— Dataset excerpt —
**********
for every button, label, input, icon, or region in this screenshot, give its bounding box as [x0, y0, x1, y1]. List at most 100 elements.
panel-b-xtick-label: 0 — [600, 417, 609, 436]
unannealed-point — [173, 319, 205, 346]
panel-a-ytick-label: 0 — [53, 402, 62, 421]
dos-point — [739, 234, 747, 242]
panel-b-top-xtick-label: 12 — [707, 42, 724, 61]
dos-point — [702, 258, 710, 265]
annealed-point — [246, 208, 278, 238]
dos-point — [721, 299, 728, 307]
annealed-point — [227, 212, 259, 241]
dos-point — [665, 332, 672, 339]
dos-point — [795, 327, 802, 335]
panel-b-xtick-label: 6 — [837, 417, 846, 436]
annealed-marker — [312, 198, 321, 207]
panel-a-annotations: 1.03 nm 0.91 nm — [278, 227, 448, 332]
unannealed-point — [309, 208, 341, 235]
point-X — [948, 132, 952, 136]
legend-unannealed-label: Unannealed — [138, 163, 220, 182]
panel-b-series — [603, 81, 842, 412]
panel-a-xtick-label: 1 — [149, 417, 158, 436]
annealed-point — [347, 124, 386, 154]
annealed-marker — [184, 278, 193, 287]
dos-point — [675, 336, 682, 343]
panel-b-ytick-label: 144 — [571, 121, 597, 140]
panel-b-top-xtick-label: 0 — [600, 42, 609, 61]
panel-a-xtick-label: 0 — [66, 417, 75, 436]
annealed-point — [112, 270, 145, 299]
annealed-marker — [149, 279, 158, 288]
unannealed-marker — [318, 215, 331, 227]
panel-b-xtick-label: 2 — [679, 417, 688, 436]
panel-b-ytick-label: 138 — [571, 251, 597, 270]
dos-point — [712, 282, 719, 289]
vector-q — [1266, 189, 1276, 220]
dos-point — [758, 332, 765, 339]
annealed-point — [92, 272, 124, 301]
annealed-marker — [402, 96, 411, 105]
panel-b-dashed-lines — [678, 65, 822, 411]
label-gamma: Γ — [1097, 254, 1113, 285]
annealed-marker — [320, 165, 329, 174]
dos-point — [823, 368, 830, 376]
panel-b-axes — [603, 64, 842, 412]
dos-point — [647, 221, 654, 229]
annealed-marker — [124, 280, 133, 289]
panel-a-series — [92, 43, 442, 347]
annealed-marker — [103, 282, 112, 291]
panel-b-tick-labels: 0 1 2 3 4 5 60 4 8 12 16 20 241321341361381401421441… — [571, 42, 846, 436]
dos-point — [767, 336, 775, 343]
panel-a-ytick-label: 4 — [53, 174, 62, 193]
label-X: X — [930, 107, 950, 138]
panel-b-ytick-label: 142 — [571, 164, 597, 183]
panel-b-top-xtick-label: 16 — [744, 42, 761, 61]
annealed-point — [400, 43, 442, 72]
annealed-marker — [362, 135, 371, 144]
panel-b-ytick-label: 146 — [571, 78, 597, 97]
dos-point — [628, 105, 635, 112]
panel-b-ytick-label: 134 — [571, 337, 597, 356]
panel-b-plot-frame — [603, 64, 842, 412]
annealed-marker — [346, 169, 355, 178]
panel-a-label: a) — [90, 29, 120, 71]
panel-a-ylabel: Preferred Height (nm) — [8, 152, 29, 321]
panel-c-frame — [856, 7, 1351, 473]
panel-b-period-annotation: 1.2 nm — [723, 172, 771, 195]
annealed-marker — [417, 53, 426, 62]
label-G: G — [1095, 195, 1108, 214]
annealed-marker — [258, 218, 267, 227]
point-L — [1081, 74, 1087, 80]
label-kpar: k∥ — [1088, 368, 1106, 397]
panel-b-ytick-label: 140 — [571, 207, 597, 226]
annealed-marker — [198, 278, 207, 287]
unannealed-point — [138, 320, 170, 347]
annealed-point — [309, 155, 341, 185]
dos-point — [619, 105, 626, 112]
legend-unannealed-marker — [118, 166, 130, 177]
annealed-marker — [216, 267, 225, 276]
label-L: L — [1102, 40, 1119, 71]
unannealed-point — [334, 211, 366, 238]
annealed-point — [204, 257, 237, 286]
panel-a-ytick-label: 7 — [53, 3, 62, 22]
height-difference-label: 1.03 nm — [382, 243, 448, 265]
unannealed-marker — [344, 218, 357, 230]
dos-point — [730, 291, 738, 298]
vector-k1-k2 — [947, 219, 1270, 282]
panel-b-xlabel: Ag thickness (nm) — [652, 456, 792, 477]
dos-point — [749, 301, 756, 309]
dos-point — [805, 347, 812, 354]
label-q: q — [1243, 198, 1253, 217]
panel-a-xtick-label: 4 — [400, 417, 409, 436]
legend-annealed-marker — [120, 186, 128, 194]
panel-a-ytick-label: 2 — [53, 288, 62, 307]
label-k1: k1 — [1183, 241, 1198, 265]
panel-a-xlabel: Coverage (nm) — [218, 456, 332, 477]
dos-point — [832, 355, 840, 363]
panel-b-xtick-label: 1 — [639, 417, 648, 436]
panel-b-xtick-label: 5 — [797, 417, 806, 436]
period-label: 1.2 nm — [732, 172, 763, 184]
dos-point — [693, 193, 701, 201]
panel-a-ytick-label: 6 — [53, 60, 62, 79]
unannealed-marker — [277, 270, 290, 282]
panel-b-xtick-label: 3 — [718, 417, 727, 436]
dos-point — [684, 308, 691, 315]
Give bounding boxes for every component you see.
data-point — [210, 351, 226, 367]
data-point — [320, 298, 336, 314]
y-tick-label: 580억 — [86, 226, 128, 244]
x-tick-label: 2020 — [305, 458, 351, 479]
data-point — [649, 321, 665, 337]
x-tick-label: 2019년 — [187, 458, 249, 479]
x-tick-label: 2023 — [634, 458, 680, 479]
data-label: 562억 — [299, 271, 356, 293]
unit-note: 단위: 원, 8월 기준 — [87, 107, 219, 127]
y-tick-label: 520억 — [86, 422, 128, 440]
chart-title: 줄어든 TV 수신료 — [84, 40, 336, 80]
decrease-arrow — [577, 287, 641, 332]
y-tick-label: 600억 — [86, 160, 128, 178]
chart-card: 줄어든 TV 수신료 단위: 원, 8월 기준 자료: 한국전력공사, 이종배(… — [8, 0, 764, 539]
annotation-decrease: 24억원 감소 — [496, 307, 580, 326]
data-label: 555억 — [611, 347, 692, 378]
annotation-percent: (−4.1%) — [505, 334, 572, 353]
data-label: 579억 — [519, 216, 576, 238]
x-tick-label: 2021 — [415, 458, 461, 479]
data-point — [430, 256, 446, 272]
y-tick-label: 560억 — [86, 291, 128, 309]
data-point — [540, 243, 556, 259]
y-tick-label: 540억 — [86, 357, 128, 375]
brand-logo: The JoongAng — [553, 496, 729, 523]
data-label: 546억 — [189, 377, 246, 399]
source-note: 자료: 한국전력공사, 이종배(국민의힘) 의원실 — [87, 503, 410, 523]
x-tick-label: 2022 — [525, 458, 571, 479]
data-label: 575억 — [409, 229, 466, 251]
**********
— Stated task —
Lay out the records as a JSON list of strings, one string per line and no blank lines. Start at the very beginning of the records and stop after the line with "panel-b-xtick-label: 2 — [679, 417, 688, 436]", including that line.

— Finished exercise —
[
  "for every button, label, input, icon, or region in this screenshot, give its bounding box as [x0, y0, x1, y1]. List at most 100 elements.",
  "panel-b-xtick-label: 0 — [600, 417, 609, 436]",
  "unannealed-point — [173, 319, 205, 346]",
  "panel-a-ytick-label: 0 — [53, 402, 62, 421]",
  "dos-point — [739, 234, 747, 242]",
  "panel-b-top-xtick-label: 12 — [707, 42, 724, 61]",
  "dos-point — [702, 258, 710, 265]",
  "annealed-point — [246, 208, 278, 238]",
  "dos-point — [721, 299, 728, 307]",
  "annealed-point — [227, 212, 259, 241]",
  "dos-point — [665, 332, 672, 339]",
  "dos-point — [795, 327, 802, 335]",
  "panel-b-xtick-label: 6 — [837, 417, 846, 436]",
  "annealed-marker — [312, 198, 321, 207]",
  "panel-a-annotations: 1.03 nm 0.91 nm — [278, 227, 448, 332]",
  "unannealed-point — [309, 208, 341, 235]",
  "point-X — [948, 132, 952, 136]",
  "legend-unannealed-label: Unannealed — [138, 163, 220, 182]",
  "panel-b-series — [603, 81, 842, 412]",
  "panel-a-xtick-label: 1 — [149, 417, 158, 436]",
  "annealed-point — [347, 124, 386, 154]",
  "annealed-marker — [184, 278, 193, 287]",
  "dos-point — [675, 336, 682, 343]",
  "panel-b-ytick-label: 144 — [571, 121, 597, 140]",
  "panel-b-top-xtick-label: 0 — [600, 42, 609, 61]",
  "panel-a-xtick-label: 0 — [66, 417, 75, 436]",
  "annealed-point — [112, 270, 145, 299]",
  "annealed-marker — [149, 279, 158, 288]",
  "unannealed-marker — [318, 215, 331, 227]",
  "panel-b-xtick-label: 2 — [679, 417, 688, 436]"
]